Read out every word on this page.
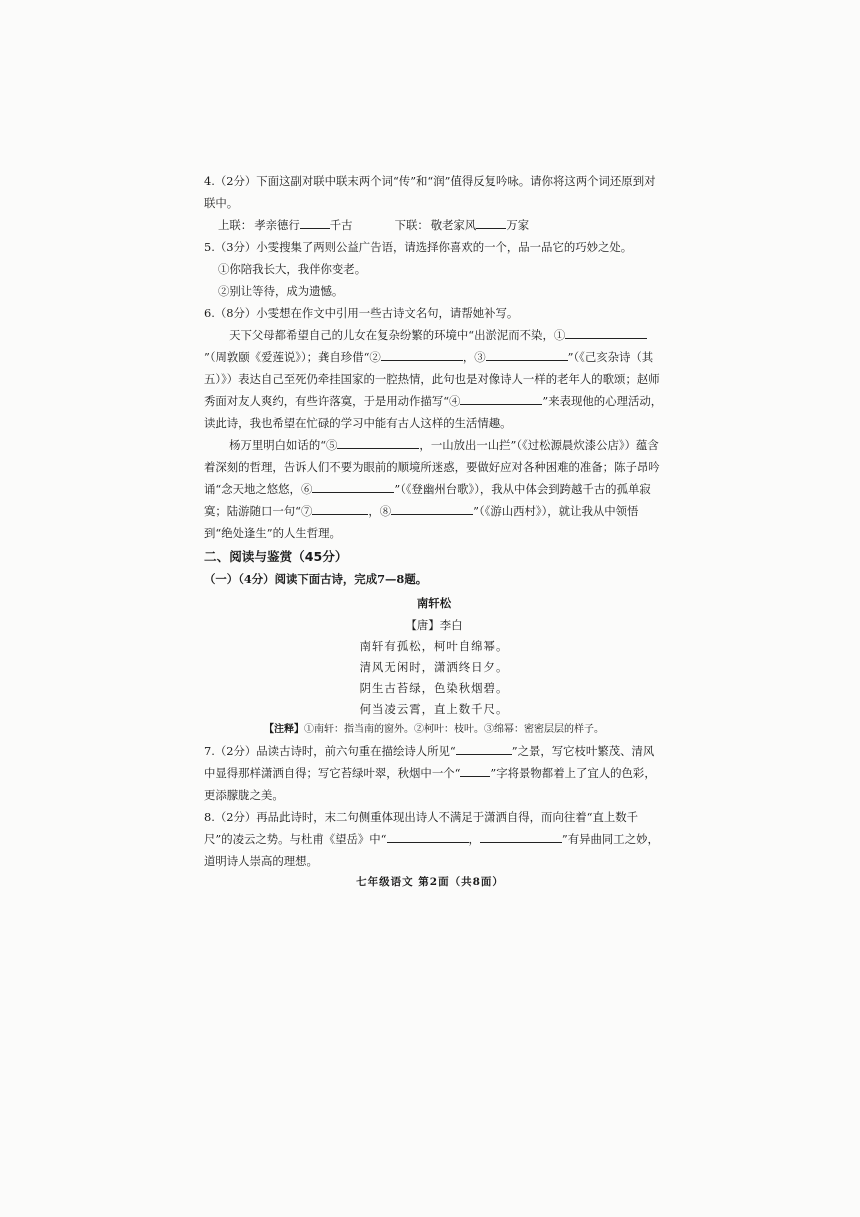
4.（2分）下面这副对联中联末两个词“传”和“润”值得反复吟咏。请你将这两个词还原到对联中。

上联： 孝亲德行	千古	下联： 敬老家风	万家

5.（3分）小雯搜集了两则公益广告语，请选择你喜欢的一个，品一品它的巧妙之处。

①你陪我长大，我伴你变老。

②别让等待，成为遗憾。

6.（8分）小雯想在作文中引用一些古诗文名句，请帮她补写。

天下父母都希望自己的儿女在复杂纷繁的环境中“出淤泥而不染，①”（周敦颐《爱莲说》）；龚自珍借“②	，③	”（《己亥杂诗（其五）》）表达自己至死仍牵挂国家的一腔热情，此句也是对像诗人一样的老年人的歌颂；赵师秀面对友人爽约，有些许落寞，于是用动作描写“④	”来表现他的心理活动，读此诗，我也希望在忙碌的学习中能有古人这样的生活情趣。

杨万里明白如话的“⑤	，一山放出一山拦”（《过松源晨炊漆公店》）蕴含着深刻的哲理，告诉人们不要为眼前的顺境所迷惑，要做好应对各种困难的准备；陈子昂吟诵“念天地之悠悠，⑥	”（《登幽州台歌》），我从中体会到跨越千古的孤单寂寞；陆游随口一句“⑦	，⑧	”（《游山西村》），就让我从中领悟到“绝处逢生”的人生哲理。

二、阅读与鉴赏（45分）

（一）（4分）阅读下面古诗，完成7—8题。

南轩松

【唐】李白

南轩有孤松，柯叶自绵幂。

清风无闲时，潇洒终日夕。

阴生古苔绿，色染秋烟碧。

何当凌云霄，直上数千尺。

【注释】①南轩：指当南的窗外。②柯叶：枝叶。③绵幂：密密层层的样子。

7.（2分）品读古诗时，前六句重在描绘诗人所见“	”之景，写它枝叶繁茂、清风中显得那样潇洒自得；写它苔绿叶翠，秋烟中一个“	”字将景物都着上了宜人的色彩，更添朦胧之美。

8.（2分）再品此诗时，末二句侧重体现出诗人不满足于潇洒自得，而向往着“直上数千尺”的凌云之势。与杜甫《望岳》中“	，	”有异曲同工之妙，道明诗人崇高的理想。

七年级语文 第2面（共8面）
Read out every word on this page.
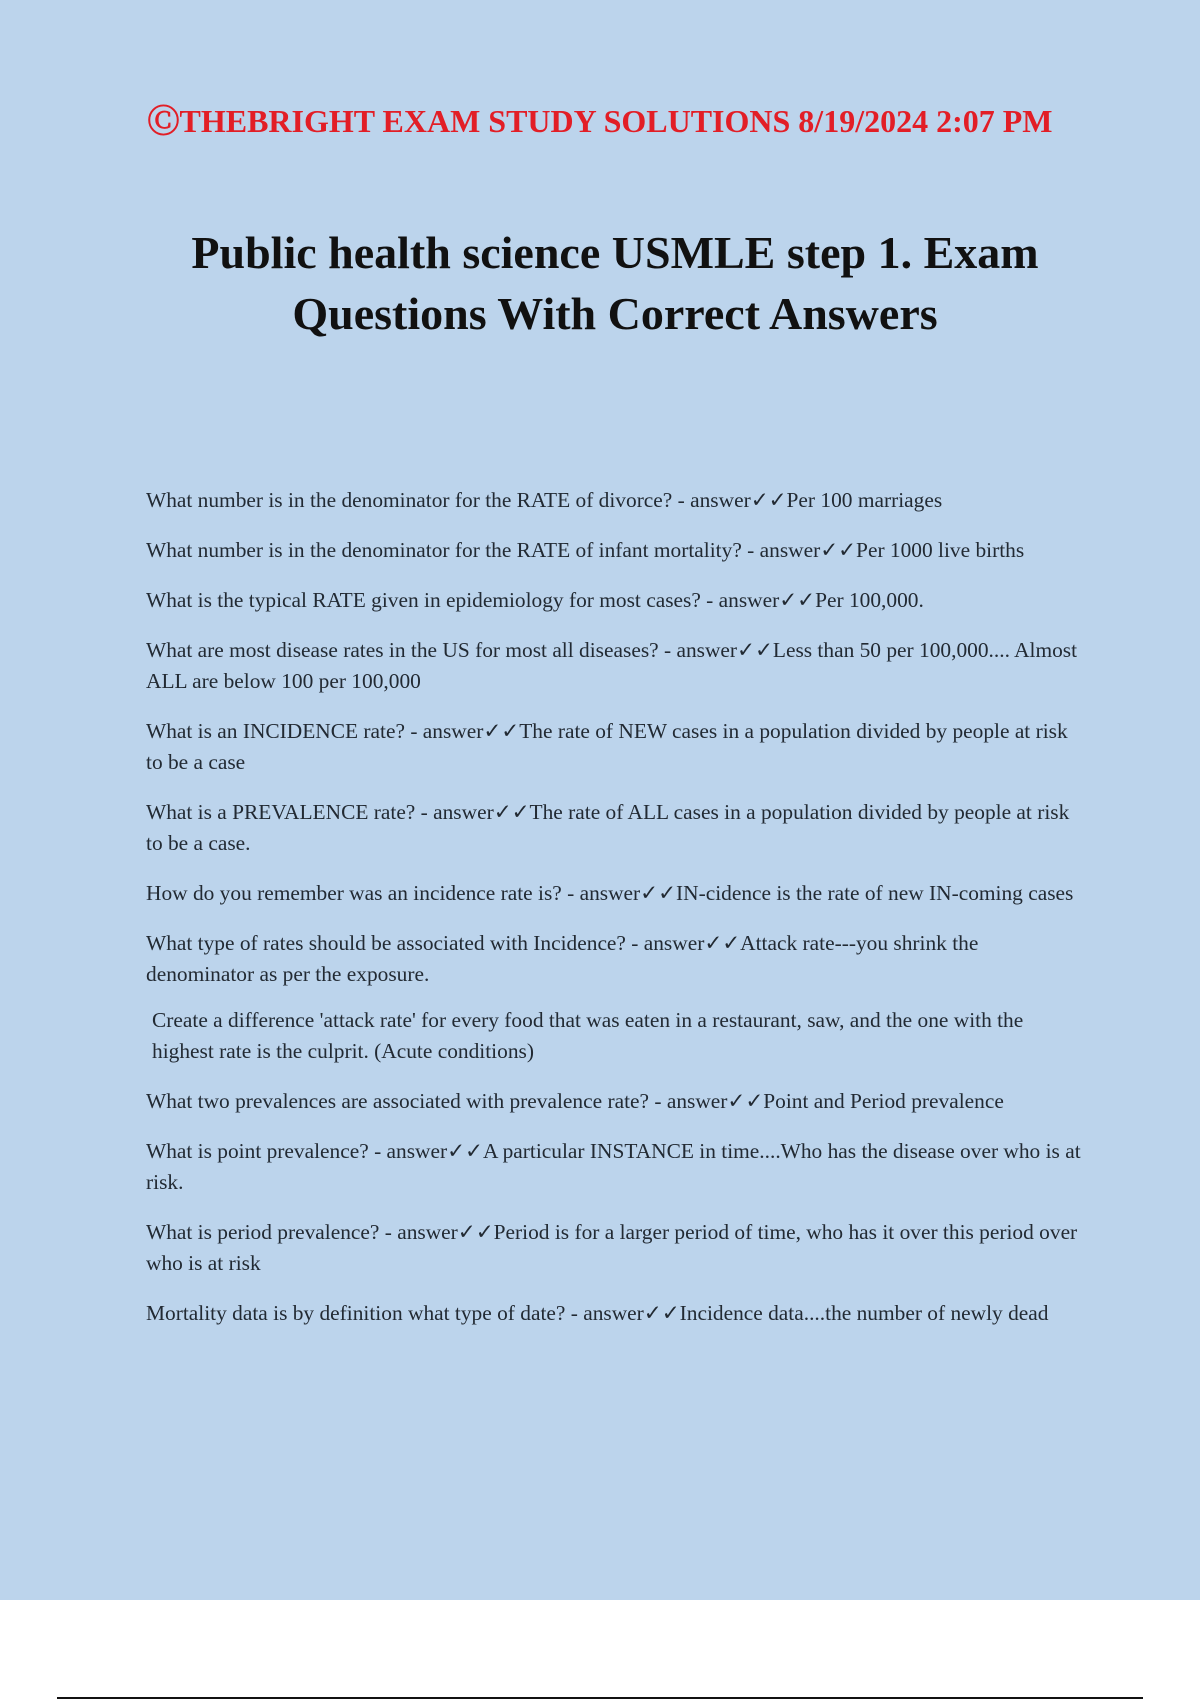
ⒸTHEBRIGHT EXAM STUDY SOLUTIONS 8/19/2024 2:07 PM
Public health science USMLE step 1. Exam Questions With Correct Answers

What number is in the denominator for the RATE of divorce? - answer✓✓Per 100 marriages

What number is in the denominator for the RATE of infant mortality? - answer✓✓Per 1000 live births

What is the typical RATE given in epidemiology for most cases? - answer✓✓Per 100,000.

What are most disease rates in the US for most all diseases? - answer✓✓Less than 50 per 100,000.... Almost ALL are below 100 per 100,000

What is an INCIDENCE rate? - answer✓✓The rate of NEW cases in a population divided by people at risk to be a case

What is a PREVALENCE rate? - answer✓✓The rate of ALL cases in a population divided by people at risk to be a case.

How do you remember was an incidence rate is? - answer✓✓IN-cidence is the rate of new IN-coming cases

What type of rates should be associated with Incidence? - answer✓✓Attack rate---you shrink the denominator as per the exposure.

Create a difference 'attack rate' for every food that was eaten in a restaurant, saw, and the one with the highest rate is the culprit. (Acute conditions)

What two prevalences are associated with prevalence rate? - answer✓✓Point and Period prevalence

What is point prevalence? - answer✓✓A particular INSTANCE in time....Who has the disease over who is at risk.

What is period prevalence? - answer✓✓Period is for a larger period of time, who has it over this period over who is at risk

Mortality data is by definition what type of date? - answer✓✓Incidence data....the number of newly dead
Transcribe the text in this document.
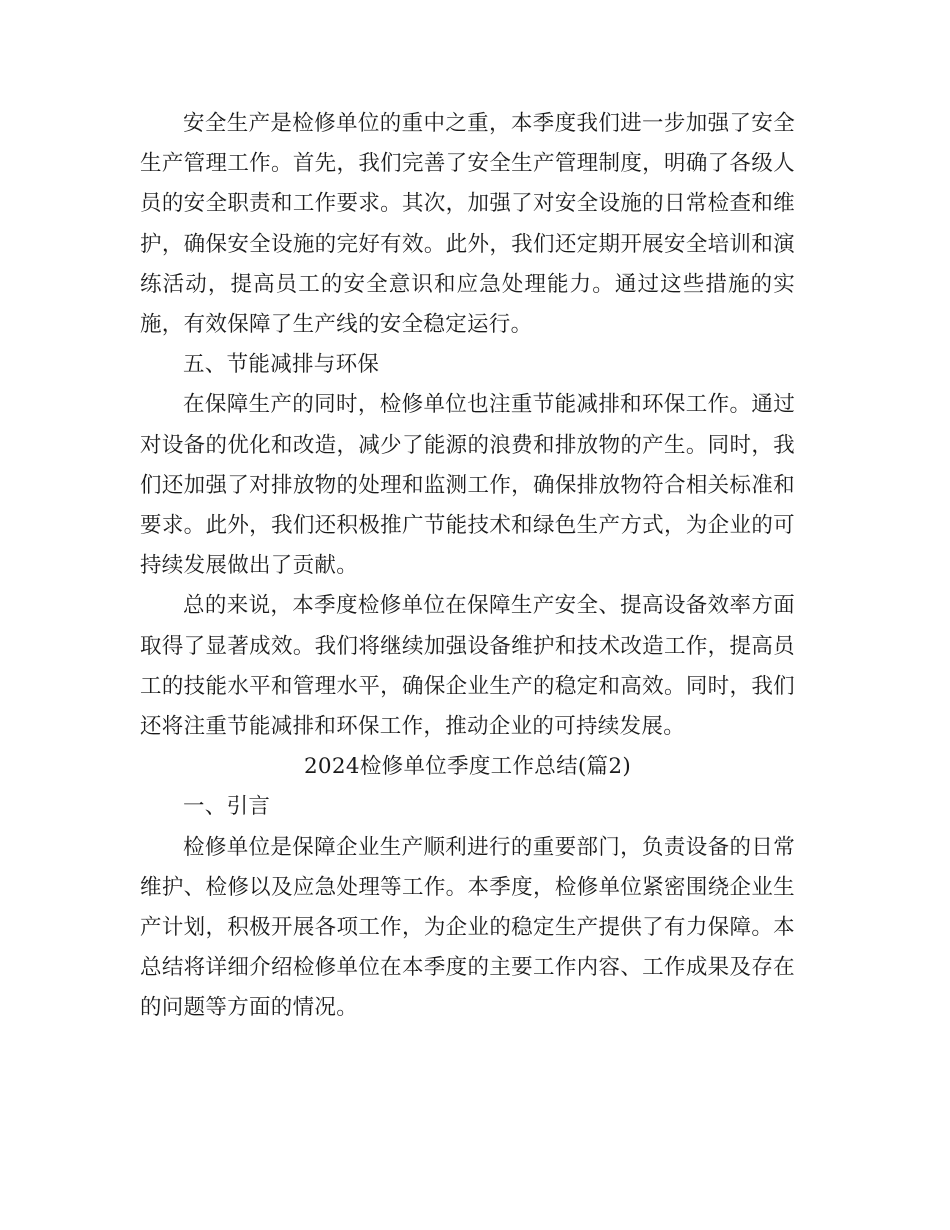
安全生产是检修单位的重中之重，本季度我们进一步加强了安全生产管理工作。首先，我们完善了安全生产管理制度，明确了各级人员的安全职责和工作要求。其次，加强了对安全设施的日常检查和维护，确保安全设施的完好有效。此外，我们还定期开展安全培训和演练活动，提高员工的安全意识和应急处理能力。通过这些措施的实施，有效保障了生产线的安全稳定运行。

五、节能减排与环保

在保障生产的同时，检修单位也注重节能减排和环保工作。通过对设备的优化和改造，减少了能源的浪费和排放物的产生。同时，我们还加强了对排放物的处理和监测工作，确保排放物符合相关标准和要求。此外，我们还积极推广节能技术和绿色生产方式，为企业的可持续发展做出了贡献。

总的来说，本季度检修单位在保障生产安全、提高设备效率方面取得了显著成效。我们将继续加强设备维护和技术改造工作，提高员工的技能水平和管理水平，确保企业生产的稳定和高效。同时，我们还将注重节能减排和环保工作，推动企业的可持续发展。

2024检修单位季度工作总结(篇2)

一、引言

检修单位是保障企业生产顺利进行的重要部门，负责设备的日常维护、检修以及应急处理等工作。本季度，检修单位紧密围绕企业生产计划，积极开展各项工作，为企业的稳定生产提供了有力保障。本总结将详细介绍检修单位在本季度的主要工作内容、工作成果及存在的问题等方面的情况。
☆ ☆ ☆ ☆ ☆
Required task >>
How many lines in these entries contain the string "divided"? State the number and nothing more.

Response below >>
2